Records that describe figures

------------------------

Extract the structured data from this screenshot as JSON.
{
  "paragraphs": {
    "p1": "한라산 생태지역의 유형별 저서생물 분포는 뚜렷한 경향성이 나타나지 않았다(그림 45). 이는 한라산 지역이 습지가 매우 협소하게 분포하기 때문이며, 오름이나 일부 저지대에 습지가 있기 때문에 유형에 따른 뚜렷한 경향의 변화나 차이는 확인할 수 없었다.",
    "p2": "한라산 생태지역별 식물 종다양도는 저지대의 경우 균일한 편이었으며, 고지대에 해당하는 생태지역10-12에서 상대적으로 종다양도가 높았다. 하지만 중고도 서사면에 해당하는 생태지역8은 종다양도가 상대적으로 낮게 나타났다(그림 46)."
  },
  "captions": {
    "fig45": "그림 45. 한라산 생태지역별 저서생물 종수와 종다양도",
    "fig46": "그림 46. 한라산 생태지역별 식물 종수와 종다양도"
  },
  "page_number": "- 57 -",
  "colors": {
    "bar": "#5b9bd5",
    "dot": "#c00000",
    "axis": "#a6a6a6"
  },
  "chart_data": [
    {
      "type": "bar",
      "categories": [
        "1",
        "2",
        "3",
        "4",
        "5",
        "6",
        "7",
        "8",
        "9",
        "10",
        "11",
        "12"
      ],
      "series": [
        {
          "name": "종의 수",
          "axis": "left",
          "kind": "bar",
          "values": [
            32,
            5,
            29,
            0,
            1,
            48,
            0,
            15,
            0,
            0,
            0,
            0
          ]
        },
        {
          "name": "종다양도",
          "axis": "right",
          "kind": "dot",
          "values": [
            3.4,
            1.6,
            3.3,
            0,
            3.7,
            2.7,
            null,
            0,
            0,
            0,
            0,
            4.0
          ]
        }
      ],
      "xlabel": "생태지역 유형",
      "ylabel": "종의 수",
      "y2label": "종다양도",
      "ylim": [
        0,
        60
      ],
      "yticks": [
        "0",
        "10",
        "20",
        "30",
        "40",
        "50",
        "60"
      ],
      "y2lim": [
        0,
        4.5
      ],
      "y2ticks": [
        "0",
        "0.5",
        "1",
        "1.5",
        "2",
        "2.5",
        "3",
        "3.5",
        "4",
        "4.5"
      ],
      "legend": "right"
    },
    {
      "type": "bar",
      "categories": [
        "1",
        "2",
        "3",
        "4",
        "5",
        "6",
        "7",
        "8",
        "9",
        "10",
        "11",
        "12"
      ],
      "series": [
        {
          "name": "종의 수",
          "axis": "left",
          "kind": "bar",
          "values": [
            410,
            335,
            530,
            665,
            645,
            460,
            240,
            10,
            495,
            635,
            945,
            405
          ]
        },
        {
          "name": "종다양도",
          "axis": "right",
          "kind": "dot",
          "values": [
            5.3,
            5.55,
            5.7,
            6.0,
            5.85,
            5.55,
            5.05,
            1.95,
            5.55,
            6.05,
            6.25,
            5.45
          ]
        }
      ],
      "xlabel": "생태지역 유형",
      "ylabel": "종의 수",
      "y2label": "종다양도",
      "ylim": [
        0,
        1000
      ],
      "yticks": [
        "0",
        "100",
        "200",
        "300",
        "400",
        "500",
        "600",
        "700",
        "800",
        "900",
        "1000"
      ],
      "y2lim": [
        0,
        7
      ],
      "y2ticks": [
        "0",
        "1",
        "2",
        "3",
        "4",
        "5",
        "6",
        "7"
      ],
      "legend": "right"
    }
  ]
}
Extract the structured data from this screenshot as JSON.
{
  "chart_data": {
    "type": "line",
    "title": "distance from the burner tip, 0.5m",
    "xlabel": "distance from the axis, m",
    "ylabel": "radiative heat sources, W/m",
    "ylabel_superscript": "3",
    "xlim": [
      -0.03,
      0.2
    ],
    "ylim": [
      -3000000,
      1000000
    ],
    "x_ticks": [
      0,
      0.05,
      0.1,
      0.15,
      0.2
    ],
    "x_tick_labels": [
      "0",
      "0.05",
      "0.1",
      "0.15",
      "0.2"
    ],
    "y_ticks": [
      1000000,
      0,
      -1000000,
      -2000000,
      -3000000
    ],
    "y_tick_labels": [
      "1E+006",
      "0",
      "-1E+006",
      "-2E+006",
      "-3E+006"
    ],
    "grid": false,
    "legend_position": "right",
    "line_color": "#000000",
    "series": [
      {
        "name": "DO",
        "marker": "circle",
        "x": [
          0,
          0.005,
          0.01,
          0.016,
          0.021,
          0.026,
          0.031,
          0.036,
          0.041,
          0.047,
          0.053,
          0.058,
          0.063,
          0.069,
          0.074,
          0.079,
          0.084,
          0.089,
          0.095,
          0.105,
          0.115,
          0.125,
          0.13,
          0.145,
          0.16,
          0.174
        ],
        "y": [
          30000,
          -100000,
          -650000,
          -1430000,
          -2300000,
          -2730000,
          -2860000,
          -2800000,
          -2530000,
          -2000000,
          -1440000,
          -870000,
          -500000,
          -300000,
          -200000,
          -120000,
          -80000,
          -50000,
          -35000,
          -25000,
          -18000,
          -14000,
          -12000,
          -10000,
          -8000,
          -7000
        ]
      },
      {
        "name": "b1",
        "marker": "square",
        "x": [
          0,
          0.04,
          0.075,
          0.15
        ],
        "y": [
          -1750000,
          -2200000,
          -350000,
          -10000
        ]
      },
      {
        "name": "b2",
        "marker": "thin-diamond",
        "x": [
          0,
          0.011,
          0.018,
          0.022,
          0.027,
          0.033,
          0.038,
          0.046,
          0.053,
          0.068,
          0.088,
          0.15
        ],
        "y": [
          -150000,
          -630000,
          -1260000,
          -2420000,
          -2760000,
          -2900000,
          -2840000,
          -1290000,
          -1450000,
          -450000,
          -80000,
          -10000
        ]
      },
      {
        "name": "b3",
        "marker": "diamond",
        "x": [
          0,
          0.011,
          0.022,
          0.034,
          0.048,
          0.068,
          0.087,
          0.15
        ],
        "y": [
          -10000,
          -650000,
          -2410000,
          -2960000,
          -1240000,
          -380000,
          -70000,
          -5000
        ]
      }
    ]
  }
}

------------------------

Problem: Pull out every line of the records that includes the string "diamond".

Output of the task:
        "marker": "thin-diamond",
        "marker": "diamond",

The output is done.